_Directions for this task_.
Check each line of the records below and collect those that include the word "JSON".

--- START OF Data shown ---

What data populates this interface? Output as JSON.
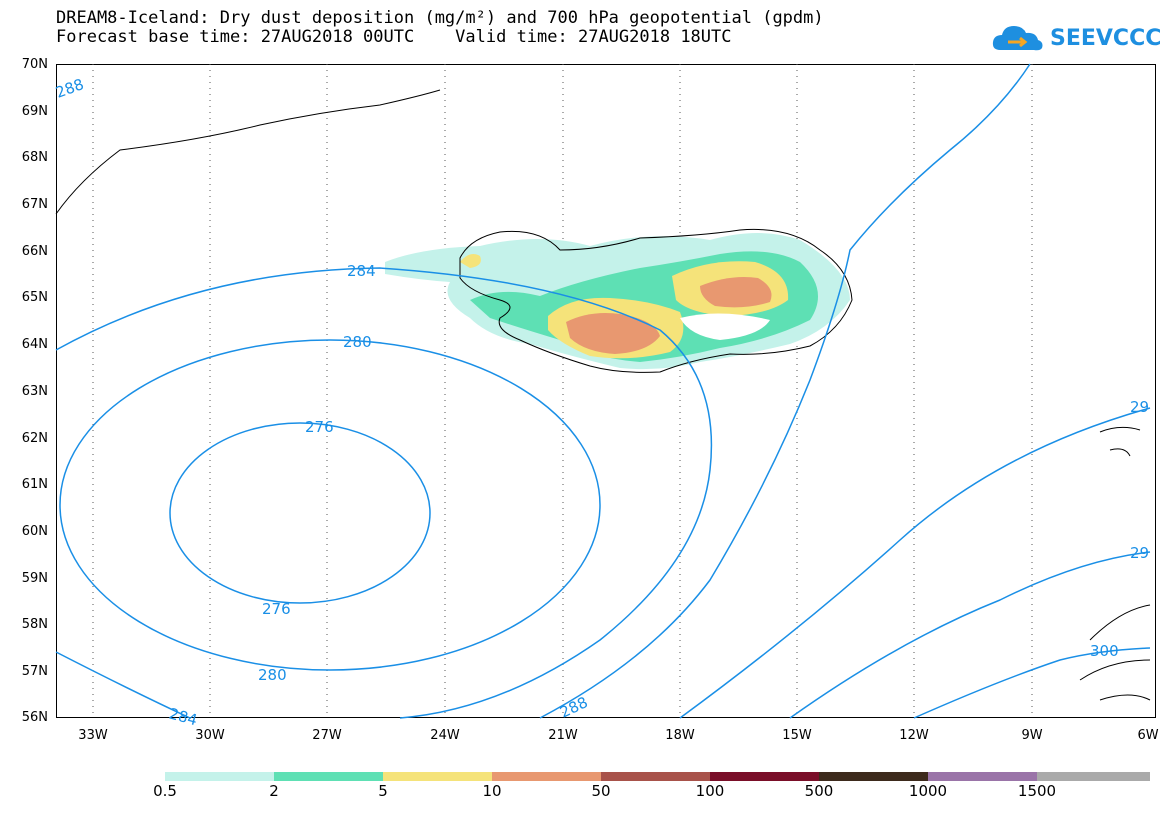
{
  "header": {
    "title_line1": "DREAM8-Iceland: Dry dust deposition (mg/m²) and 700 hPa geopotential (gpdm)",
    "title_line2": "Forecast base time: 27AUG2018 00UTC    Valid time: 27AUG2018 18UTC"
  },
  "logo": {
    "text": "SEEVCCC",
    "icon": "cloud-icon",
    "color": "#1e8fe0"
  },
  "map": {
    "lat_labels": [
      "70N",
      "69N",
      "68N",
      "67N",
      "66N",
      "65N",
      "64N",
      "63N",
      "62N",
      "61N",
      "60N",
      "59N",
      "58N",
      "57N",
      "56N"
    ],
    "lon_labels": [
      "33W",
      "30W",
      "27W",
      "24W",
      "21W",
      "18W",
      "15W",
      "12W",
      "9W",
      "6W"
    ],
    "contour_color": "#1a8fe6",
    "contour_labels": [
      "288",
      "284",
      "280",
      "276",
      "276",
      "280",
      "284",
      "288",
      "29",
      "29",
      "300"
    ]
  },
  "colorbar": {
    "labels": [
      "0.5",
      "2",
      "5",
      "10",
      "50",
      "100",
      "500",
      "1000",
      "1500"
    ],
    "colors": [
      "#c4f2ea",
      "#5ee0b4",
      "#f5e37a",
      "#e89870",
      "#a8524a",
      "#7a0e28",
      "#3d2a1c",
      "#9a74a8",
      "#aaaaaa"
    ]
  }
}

--- END OF Data shown ---
--- START OF Data shown ---

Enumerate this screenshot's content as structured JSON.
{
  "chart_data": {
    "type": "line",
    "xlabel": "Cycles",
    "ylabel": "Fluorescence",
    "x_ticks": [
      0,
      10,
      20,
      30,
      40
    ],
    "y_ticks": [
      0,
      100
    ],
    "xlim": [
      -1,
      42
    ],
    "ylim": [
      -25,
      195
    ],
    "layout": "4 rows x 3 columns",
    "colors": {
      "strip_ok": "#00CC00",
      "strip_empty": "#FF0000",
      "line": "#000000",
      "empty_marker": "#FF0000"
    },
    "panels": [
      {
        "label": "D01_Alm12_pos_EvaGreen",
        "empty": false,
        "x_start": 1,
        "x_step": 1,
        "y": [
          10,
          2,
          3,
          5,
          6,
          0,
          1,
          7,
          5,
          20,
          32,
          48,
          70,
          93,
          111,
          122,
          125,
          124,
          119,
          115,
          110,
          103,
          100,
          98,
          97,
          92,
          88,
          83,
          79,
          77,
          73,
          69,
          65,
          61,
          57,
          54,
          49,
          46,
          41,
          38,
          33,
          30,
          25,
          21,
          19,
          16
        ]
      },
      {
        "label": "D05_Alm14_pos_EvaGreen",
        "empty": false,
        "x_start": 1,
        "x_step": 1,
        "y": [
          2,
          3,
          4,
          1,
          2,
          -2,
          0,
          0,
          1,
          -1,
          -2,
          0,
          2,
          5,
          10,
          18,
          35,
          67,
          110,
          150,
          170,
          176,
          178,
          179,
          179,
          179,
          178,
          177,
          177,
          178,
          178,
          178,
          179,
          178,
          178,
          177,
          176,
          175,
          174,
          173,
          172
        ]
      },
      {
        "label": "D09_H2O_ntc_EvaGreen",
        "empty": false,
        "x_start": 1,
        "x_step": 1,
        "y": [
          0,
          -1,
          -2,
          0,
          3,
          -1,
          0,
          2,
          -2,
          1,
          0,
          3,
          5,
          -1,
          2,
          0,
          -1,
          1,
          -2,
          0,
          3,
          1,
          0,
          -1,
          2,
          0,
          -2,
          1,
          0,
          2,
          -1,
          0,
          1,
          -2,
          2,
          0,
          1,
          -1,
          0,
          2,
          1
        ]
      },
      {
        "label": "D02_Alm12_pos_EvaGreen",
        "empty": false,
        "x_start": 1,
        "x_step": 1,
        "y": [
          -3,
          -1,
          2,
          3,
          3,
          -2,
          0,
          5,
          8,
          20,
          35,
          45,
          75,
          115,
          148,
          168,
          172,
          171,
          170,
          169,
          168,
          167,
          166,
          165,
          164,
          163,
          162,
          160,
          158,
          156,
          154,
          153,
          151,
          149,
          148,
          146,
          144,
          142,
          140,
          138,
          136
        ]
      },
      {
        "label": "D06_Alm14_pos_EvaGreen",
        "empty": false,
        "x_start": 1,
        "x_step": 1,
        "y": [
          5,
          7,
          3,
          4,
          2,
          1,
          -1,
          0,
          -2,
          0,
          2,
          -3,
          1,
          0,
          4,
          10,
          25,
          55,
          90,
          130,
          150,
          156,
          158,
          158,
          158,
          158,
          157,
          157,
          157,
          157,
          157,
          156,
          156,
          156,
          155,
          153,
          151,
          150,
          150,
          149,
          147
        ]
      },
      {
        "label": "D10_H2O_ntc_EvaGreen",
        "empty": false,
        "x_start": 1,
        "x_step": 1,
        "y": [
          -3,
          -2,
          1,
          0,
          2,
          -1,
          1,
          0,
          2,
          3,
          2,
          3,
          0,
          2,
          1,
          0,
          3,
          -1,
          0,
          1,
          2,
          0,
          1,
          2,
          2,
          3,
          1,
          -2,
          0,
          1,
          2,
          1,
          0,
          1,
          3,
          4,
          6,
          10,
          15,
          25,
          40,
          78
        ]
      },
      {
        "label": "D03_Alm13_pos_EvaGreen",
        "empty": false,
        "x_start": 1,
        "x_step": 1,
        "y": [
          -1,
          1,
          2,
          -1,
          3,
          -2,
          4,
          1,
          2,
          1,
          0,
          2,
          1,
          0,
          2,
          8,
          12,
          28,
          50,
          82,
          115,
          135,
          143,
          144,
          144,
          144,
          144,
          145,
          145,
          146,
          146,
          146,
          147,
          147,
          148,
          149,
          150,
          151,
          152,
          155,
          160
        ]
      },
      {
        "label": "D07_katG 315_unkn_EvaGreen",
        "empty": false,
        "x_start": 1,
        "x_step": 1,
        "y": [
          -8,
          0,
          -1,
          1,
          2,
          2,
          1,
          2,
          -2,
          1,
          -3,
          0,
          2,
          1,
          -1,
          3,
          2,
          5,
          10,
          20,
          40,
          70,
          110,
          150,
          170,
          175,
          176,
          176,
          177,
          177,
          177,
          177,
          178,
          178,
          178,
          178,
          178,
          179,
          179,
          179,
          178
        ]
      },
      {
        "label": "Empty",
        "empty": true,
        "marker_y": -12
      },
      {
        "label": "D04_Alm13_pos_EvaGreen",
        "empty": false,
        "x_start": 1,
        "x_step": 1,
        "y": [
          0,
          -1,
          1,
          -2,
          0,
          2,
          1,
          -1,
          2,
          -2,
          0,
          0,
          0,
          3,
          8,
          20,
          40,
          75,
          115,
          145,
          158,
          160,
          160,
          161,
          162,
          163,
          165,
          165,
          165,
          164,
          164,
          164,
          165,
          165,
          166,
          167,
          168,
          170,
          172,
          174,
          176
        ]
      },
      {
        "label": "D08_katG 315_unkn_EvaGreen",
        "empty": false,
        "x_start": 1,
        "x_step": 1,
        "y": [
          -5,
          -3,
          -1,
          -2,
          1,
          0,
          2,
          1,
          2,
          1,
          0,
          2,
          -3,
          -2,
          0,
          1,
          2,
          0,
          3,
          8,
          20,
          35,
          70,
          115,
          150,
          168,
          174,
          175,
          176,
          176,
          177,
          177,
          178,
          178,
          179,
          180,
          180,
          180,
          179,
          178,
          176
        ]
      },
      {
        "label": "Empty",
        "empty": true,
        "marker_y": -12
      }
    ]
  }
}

--- END OF Data shown ---

_Task response_.
What data populates this interface? Output as JSON.
Enumerate this screenshot's content as structured JSON.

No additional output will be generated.